**What to do**
The records underneath are to be repeated exactly, with the pictures left out.

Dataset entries
______________________________

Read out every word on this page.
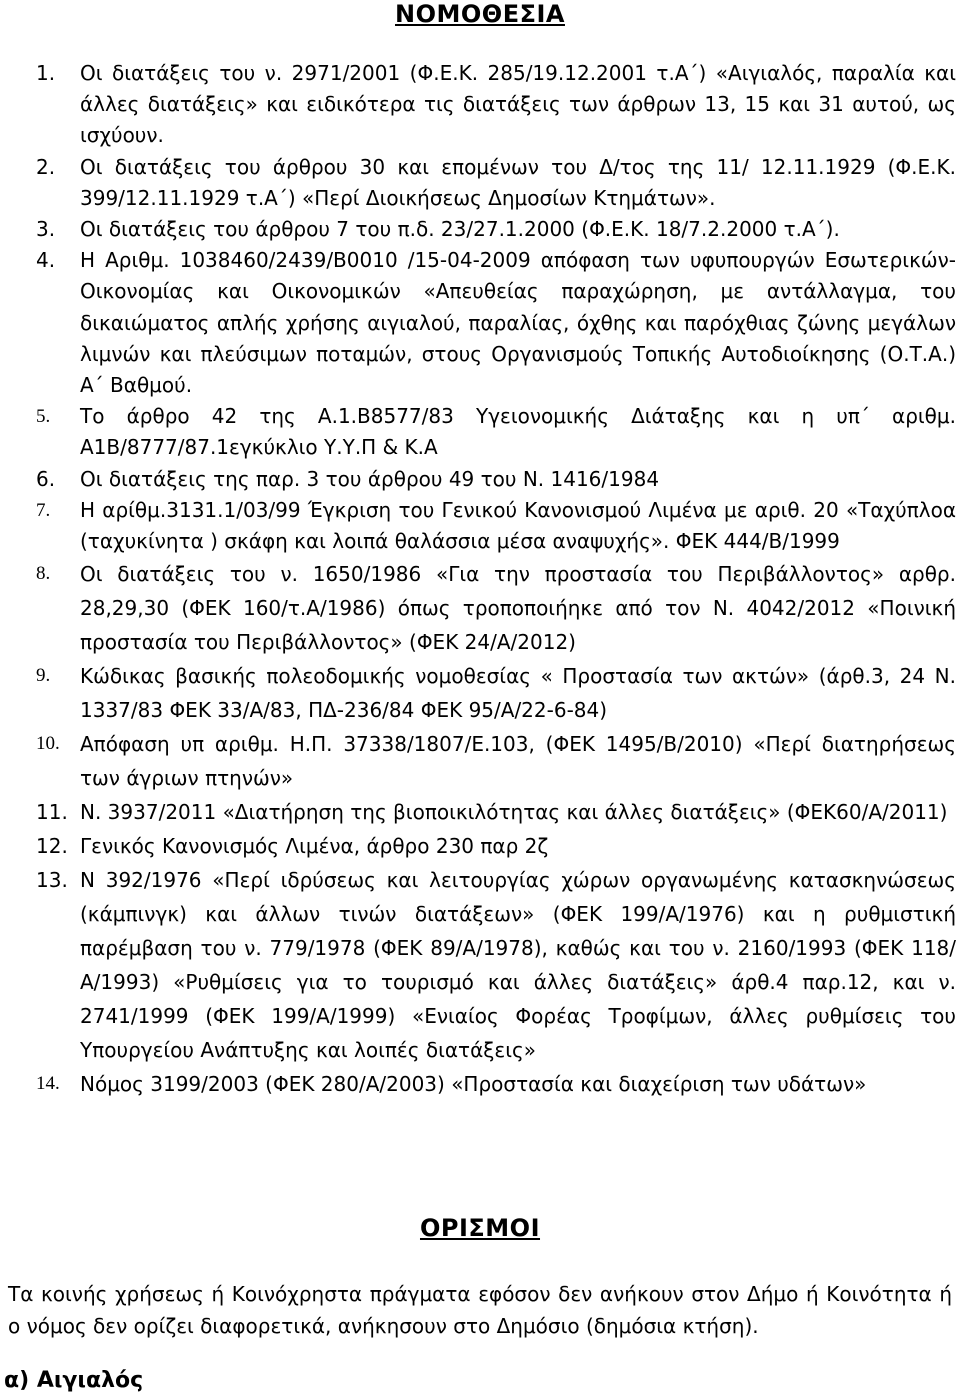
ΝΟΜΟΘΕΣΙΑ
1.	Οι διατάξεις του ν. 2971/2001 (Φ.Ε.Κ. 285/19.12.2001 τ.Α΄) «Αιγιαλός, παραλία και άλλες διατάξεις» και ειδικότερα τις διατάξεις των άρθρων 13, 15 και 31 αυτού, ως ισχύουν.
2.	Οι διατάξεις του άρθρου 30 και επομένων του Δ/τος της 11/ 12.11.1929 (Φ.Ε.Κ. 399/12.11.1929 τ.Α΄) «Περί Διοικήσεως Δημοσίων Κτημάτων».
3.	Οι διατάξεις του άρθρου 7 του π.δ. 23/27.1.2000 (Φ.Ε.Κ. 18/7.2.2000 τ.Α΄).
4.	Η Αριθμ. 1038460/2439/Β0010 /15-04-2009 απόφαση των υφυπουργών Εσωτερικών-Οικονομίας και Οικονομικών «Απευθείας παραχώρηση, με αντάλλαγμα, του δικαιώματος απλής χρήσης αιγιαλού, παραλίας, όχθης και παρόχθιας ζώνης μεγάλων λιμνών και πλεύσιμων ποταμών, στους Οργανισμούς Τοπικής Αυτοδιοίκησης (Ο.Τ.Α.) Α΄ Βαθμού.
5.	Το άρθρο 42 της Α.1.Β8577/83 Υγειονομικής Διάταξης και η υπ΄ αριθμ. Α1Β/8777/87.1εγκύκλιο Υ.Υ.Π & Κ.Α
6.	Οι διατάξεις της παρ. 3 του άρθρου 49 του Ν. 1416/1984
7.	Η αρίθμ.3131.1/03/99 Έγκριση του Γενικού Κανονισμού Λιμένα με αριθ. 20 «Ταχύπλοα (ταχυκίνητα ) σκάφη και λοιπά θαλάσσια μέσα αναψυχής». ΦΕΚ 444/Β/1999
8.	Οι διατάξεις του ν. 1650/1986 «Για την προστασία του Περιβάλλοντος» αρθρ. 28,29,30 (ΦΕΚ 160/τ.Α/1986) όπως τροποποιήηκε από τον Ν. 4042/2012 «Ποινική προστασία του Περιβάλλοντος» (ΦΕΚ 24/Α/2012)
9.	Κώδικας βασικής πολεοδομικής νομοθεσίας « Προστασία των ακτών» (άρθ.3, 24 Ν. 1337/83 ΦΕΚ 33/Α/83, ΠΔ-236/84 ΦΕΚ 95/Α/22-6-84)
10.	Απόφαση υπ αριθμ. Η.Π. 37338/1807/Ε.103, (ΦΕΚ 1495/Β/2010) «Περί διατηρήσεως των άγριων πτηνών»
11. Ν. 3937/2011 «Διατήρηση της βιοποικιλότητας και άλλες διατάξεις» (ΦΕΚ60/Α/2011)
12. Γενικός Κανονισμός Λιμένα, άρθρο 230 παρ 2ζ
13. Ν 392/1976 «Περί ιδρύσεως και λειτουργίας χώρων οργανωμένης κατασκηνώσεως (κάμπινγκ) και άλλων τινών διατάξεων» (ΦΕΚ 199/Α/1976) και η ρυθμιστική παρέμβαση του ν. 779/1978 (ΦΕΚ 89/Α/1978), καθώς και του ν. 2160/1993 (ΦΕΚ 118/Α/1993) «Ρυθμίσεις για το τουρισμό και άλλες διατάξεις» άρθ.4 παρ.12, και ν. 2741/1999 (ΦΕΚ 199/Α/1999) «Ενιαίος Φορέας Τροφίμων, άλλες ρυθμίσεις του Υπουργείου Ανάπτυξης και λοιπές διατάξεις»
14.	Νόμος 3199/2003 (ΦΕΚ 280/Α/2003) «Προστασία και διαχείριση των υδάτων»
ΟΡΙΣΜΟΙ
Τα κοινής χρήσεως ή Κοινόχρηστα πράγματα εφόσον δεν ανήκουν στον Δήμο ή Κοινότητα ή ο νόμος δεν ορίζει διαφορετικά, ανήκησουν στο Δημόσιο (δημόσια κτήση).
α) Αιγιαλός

______________________________

**Answer to this problem**
Read out every word on this page.
ΝΟΜΟΘΕΣΙΑ
1.	Οι διατάξεις του ν. 2971/2001 (Φ.Ε.Κ. 285/19.12.2001 τ.Α΄) «Αιγιαλός, παραλία και άλλες διατάξεις» και ειδικότερα τις διατάξεις των άρθρων 13, 15 και 31 αυτού, ως ισχύουν.
2.	Οι διατάξεις του άρθρου 30 και επομένων του Δ/τος της 11/ 12.11.1929 (Φ.Ε.Κ. 399/12.11.1929 τ.Α΄) «Περί Διοικήσεως Δημοσίων Κτημάτων».
3.	Οι διατάξεις του άρθρου 7 του π.δ. 23/27.1.2000 (Φ.Ε.Κ. 18/7.2.2000 τ.Α΄).
4.	Η Αριθμ. 1038460/2439/Β0010 /15-04-2009 απόφαση των υφυπουργών Εσωτερικών-Οικονομίας και Οικονομικών «Απευθείας παραχώρηση, με αντάλλαγμα, του δικαιώματος απλής χρήσης αιγιαλού, παραλίας, όχθης και παρόχθιας ζώνης μεγάλων λιμνών και πλεύσιμων ποταμών, στους Οργανισμούς Τοπικής Αυτοδιοίκησης (Ο.Τ.Α.) Α΄ Βαθμού.
5.	Το άρθρο 42 της Α.1.Β8577/83 Υγειονομικής Διάταξης και η υπ΄ αριθμ. Α1Β/8777/87.1εγκύκλιο Υ.Υ.Π & Κ.Α
6.	Οι διατάξεις της παρ. 3 του άρθρου 49 του Ν. 1416/1984
7.	Η αρίθμ.3131.1/03/99 Έγκριση του Γενικού Κανονισμού Λιμένα με αριθ. 20 «Ταχύπλοα (ταχυκίνητα ) σκάφη και λοιπά θαλάσσια μέσα αναψυχής». ΦΕΚ 444/Β/1999
8.	Οι διατάξεις του ν. 1650/1986 «Για την προστασία του Περιβάλλοντος» αρθρ. 28,29,30 (ΦΕΚ 160/τ.Α/1986) όπως τροποποιήηκε από τον Ν. 4042/2012 «Ποινική προστασία του Περιβάλλοντος» (ΦΕΚ 24/Α/2012)
9.	Κώδικας βασικής πολεοδομικής νομοθεσίας « Προστασία των ακτών» (άρθ.3, 24 Ν. 1337/83 ΦΕΚ 33/Α/83, ΠΔ-236/84 ΦΕΚ 95/Α/22-6-84)
10.	Απόφαση υπ αριθμ. Η.Π. 37338/1807/Ε.103, (ΦΕΚ 1495/Β/2010) «Περί διατηρήσεως των άγριων πτηνών»
11. Ν. 3937/2011 «Διατήρηση της βιοποικιλότητας και άλλες διατάξεις» (ΦΕΚ60/Α/2011)
12. Γενικός Κανονισμός Λιμένα, άρθρο 230 παρ 2ζ
13. Ν 392/1976 «Περί ιδρύσεως και λειτουργίας χώρων οργανωμένης κατασκηνώσεως (κάμπινγκ) και άλλων τινών διατάξεων» (ΦΕΚ 199/Α/1976) και η ρυθμιστική παρέμβαση του ν. 779/1978 (ΦΕΚ 89/Α/1978), καθώς και του ν. 2160/1993 (ΦΕΚ 118/Α/1993) «Ρυθμίσεις για το τουρισμό και άλλες διατάξεις» άρθ.4 παρ.12, και ν. 2741/1999 (ΦΕΚ 199/Α/1999) «Ενιαίος Φορέας Τροφίμων, άλλες ρυθμίσεις του Υπουργείου Ανάπτυξης και λοιπές διατάξεις»
14.	Νόμος 3199/2003 (ΦΕΚ 280/Α/2003) «Προστασία και διαχείριση των υδάτων»
ΟΡΙΣΜΟΙ
Τα κοινής χρήσεως ή Κοινόχρηστα πράγματα εφόσον δεν ανήκουν στον Δήμο ή Κοινότητα ή ο νόμος δεν ορίζει διαφορετικά, ανήκησουν στο Δημόσιο (δημόσια κτήση).
α) Αιγιαλός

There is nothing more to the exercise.